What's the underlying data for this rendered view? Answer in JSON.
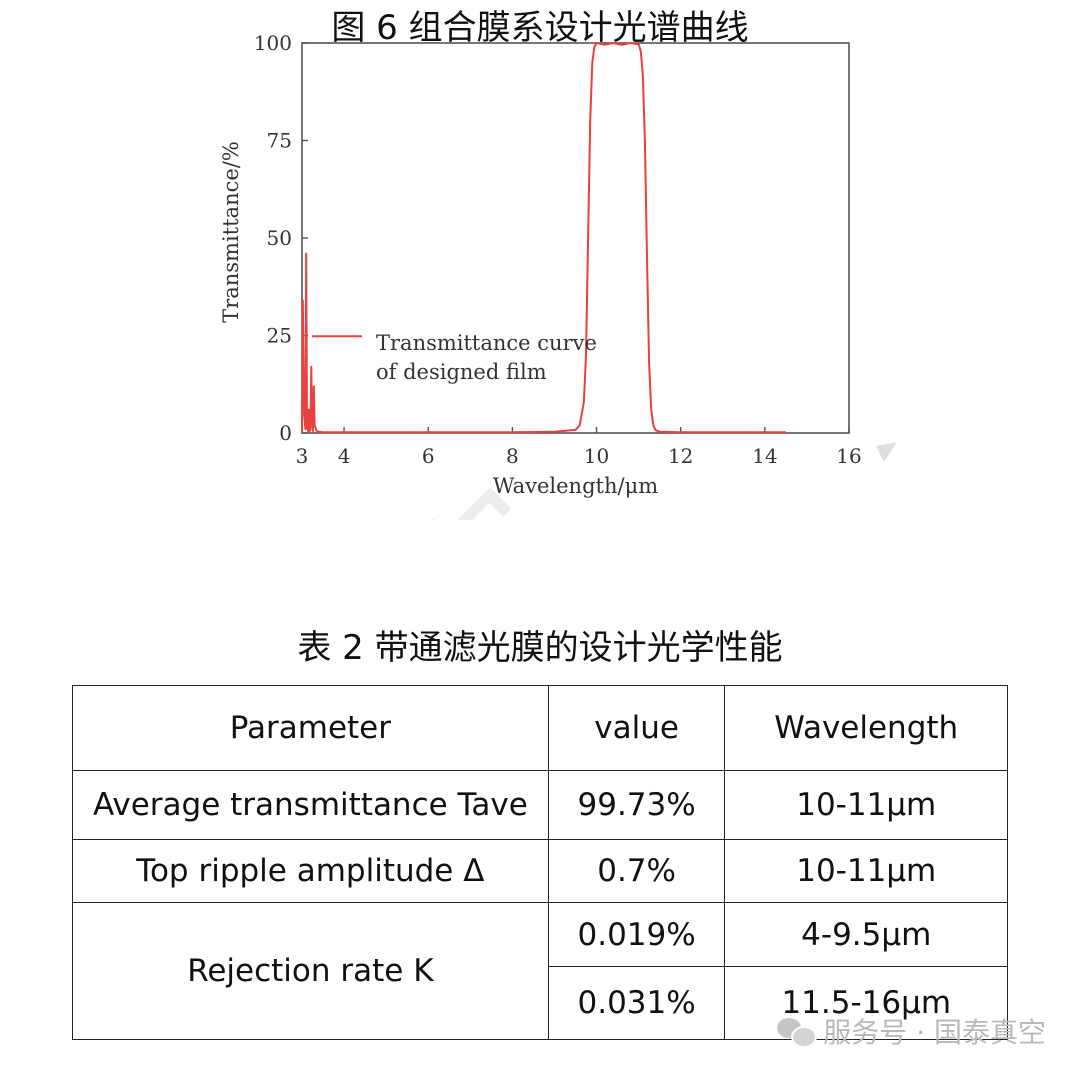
{
  "chart_data": {
    "type": "line",
    "xlabel": "Wavelength/μm",
    "ylabel": "Transmittance/%",
    "xlim": [
      3,
      16
    ],
    "ylim": [
      0,
      100
    ],
    "xticks": [
      3,
      4,
      6,
      8,
      10,
      12,
      14,
      16
    ],
    "yticks": [
      0,
      25,
      50,
      75,
      100
    ],
    "legend": {
      "position": "left-middle",
      "lines": [
        "Transmittance curve",
        "of designed film"
      ]
    },
    "series": [
      {
        "name": "Transmittance curve of designed film",
        "color": "#e8413f",
        "x": [
          3.0,
          3.02,
          3.05,
          3.08,
          3.1,
          3.12,
          3.14,
          3.16,
          3.18,
          3.2,
          3.22,
          3.24,
          3.26,
          3.28,
          3.3,
          3.35,
          3.4,
          3.5,
          4.0,
          5.0,
          6.0,
          7.0,
          8.0,
          9.0,
          9.5,
          9.6,
          9.7,
          9.75,
          9.8,
          9.85,
          9.9,
          9.95,
          10.0,
          10.2,
          10.4,
          10.6,
          10.8,
          11.0,
          11.05,
          11.1,
          11.15,
          11.2,
          11.25,
          11.3,
          11.35,
          11.4,
          11.5,
          12.0,
          13.0,
          14.0,
          14.5
        ],
        "y": [
          0,
          34,
          5,
          1,
          46,
          2,
          0.5,
          6,
          0.5,
          1,
          17,
          3,
          0.5,
          12,
          2,
          0.5,
          0.3,
          0.2,
          0.2,
          0.2,
          0.2,
          0.2,
          0.2,
          0.3,
          0.8,
          2,
          8,
          20,
          50,
          80,
          95,
          99,
          100,
          99.6,
          100,
          99.5,
          100,
          99.7,
          98,
          92,
          75,
          45,
          18,
          6,
          2,
          0.8,
          0.3,
          0.2,
          0.2,
          0.2,
          0.2
        ]
      }
    ]
  },
  "figure_caption": "图 6  组合膜系设计光谱曲线",
  "table_title": "表 2  带通滤光膜的设计光学性能",
  "table": {
    "headers": [
      "Parameter",
      "value",
      "Wavelength"
    ],
    "rows": [
      [
        "Average transmittance Tave",
        "99.73%",
        "10-11μm"
      ],
      [
        "Top ripple amplitude  Δ",
        "0.7%",
        "10-11μm"
      ],
      [
        "Rejection rate K",
        "0.019%",
        "4-9.5μm"
      ],
      [
        "",
        "0.031%",
        "11.5-16μm"
      ]
    ]
  },
  "watermark": "服务号 · 国泰真空",
  "background_watermark": "国泰真空"
}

### [Instructions for the task]
Return all of the entries exactly as written, but drop any pictures they hold.

### [The reply]
What's the underlying data for this rendered view? Answer in JSON.
{
  "chart_data": {
    "type": "line",
    "xlabel": "Wavelength/μm",
    "ylabel": "Transmittance/%",
    "xlim": [
      3,
      16
    ],
    "ylim": [
      0,
      100
    ],
    "xticks": [
      3,
      4,
      6,
      8,
      10,
      12,
      14,
      16
    ],
    "yticks": [
      0,
      25,
      50,
      75,
      100
    ],
    "legend": {
      "position": "left-middle",
      "lines": [
        "Transmittance curve",
        "of designed film"
      ]
    },
    "series": [
      {
        "name": "Transmittance curve of designed film",
        "color": "#e8413f",
        "x": [
          3.0,
          3.02,
          3.05,
          3.08,
          3.1,
          3.12,
          3.14,
          3.16,
          3.18,
          3.2,
          3.22,
          3.24,
          3.26,
          3.28,
          3.3,
          3.35,
          3.4,
          3.5,
          4.0,
          5.0,
          6.0,
          7.0,
          8.0,
          9.0,
          9.5,
          9.6,
          9.7,
          9.75,
          9.8,
          9.85,
          9.9,
          9.95,
          10.0,
          10.2,
          10.4,
          10.6,
          10.8,
          11.0,
          11.05,
          11.1,
          11.15,
          11.2,
          11.25,
          11.3,
          11.35,
          11.4,
          11.5,
          12.0,
          13.0,
          14.0,
          14.5
        ],
        "y": [
          0,
          34,
          5,
          1,
          46,
          2,
          0.5,
          6,
          0.5,
          1,
          17,
          3,
          0.5,
          12,
          2,
          0.5,
          0.3,
          0.2,
          0.2,
          0.2,
          0.2,
          0.2,
          0.2,
          0.3,
          0.8,
          2,
          8,
          20,
          50,
          80,
          95,
          99,
          100,
          99.6,
          100,
          99.5,
          100,
          99.7,
          98,
          92,
          75,
          45,
          18,
          6,
          2,
          0.8,
          0.3,
          0.2,
          0.2,
          0.2,
          0.2
        ]
      }
    ]
  },
  "figure_caption": "图 6  组合膜系设计光谱曲线",
  "table_title": "表 2  带通滤光膜的设计光学性能",
  "table": {
    "headers": [
      "Parameter",
      "value",
      "Wavelength"
    ],
    "rows": [
      [
        "Average transmittance Tave",
        "99.73%",
        "10-11μm"
      ],
      [
        "Top ripple amplitude  Δ",
        "0.7%",
        "10-11μm"
      ],
      [
        "Rejection rate K",
        "0.019%",
        "4-9.5μm"
      ],
      [
        "",
        "0.031%",
        "11.5-16μm"
      ]
    ]
  },
  "watermark": "服务号 · 国泰真空",
  "background_watermark": "国泰真空"
}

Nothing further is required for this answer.